GIVEN REQUEST: Copy out the listing in full, exactly as written, but not its pictures.

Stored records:
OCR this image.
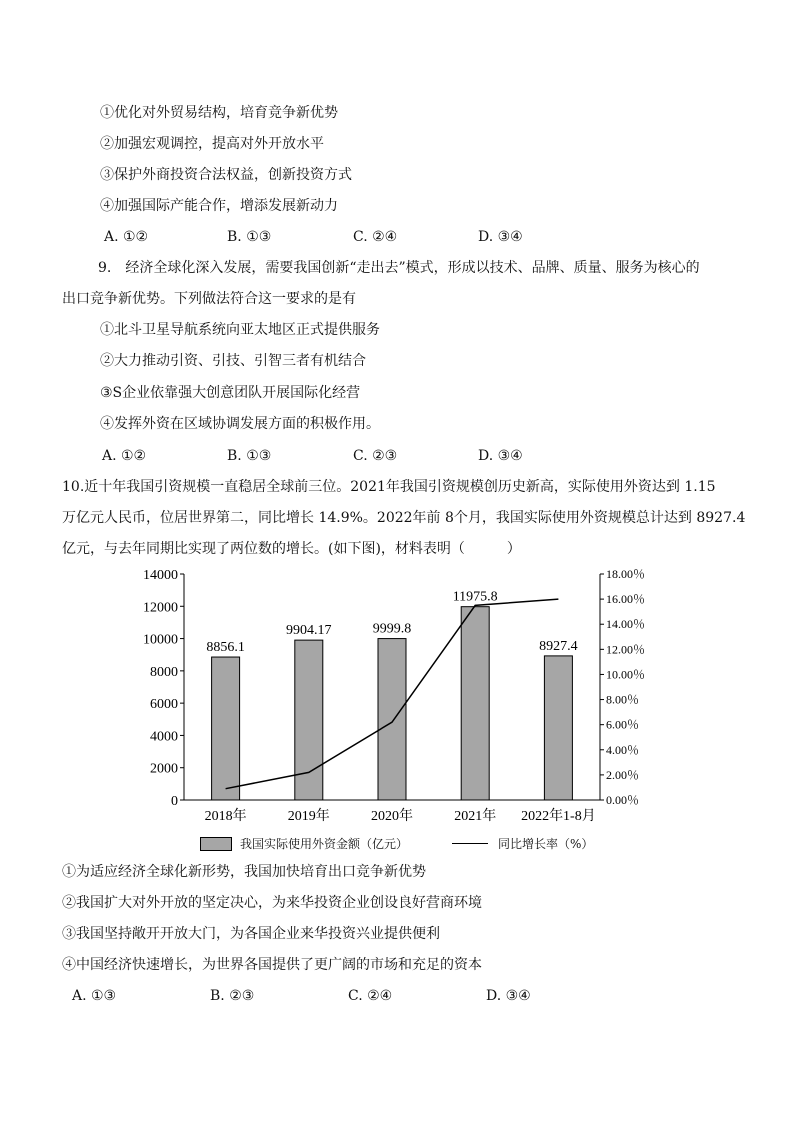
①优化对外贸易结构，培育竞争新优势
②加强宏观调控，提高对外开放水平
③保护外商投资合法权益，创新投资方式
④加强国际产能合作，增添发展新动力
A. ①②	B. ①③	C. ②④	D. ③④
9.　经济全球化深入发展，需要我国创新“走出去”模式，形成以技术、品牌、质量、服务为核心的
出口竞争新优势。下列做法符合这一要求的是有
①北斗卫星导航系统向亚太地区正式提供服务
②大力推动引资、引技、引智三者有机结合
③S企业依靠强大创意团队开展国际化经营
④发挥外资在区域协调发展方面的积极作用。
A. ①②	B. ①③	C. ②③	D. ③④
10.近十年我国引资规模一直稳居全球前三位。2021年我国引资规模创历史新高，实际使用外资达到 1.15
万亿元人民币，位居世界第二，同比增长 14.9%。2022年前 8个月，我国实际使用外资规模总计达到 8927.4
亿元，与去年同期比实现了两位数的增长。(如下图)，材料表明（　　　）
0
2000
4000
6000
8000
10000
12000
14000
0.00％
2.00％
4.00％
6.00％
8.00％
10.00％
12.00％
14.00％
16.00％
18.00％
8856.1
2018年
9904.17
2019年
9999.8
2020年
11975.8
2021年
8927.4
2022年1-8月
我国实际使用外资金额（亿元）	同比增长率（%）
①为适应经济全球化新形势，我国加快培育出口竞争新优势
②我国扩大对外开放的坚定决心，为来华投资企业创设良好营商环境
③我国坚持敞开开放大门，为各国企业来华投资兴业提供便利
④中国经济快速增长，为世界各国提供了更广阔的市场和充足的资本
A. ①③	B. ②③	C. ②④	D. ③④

SOLUTION FOR THIS EXERCISE:
OCR this image.
①优化对外贸易结构，培育竞争新优势
②加强宏观调控，提高对外开放水平
③保护外商投资合法权益，创新投资方式
④加强国际产能合作，增添发展新动力
A. ①②	B. ①③	C. ②④	D. ③④
9.　经济全球化深入发展，需要我国创新“走出去”模式，形成以技术、品牌、质量、服务为核心的
出口竞争新优势。下列做法符合这一要求的是有
①北斗卫星导航系统向亚太地区正式提供服务
②大力推动引资、引技、引智三者有机结合
③S企业依靠强大创意团队开展国际化经营
④发挥外资在区域协调发展方面的积极作用。
A. ①②	B. ①③	C. ②③	D. ③④
10.近十年我国引资规模一直稳居全球前三位。2021年我国引资规模创历史新高，实际使用外资达到 1.15
万亿元人民币，位居世界第二，同比增长 14.9%。2022年前 8个月，我国实际使用外资规模总计达到 8927.4
亿元，与去年同期比实现了两位数的增长。(如下图)，材料表明（　　　）
0
2000
4000
6000
8000
10000
12000
14000
0.00％
2.00％
4.00％
6.00％
8.00％
10.00％
12.00％
14.00％
16.00％
18.00％
8856.1
2018年
9904.17
2019年
9999.8
2020年
11975.8
2021年
8927.4
2022年1-8月
我国实际使用外资金额（亿元）	同比增长率（%）
①为适应经济全球化新形势，我国加快培育出口竞争新优势
②我国扩大对外开放的坚定决心，为来华投资企业创设良好营商环境
③我国坚持敞开开放大门，为各国企业来华投资兴业提供便利
④中国经济快速增长，为世界各国提供了更广阔的市场和充足的资本
A. ①③	B. ②③	C. ②④	D. ③④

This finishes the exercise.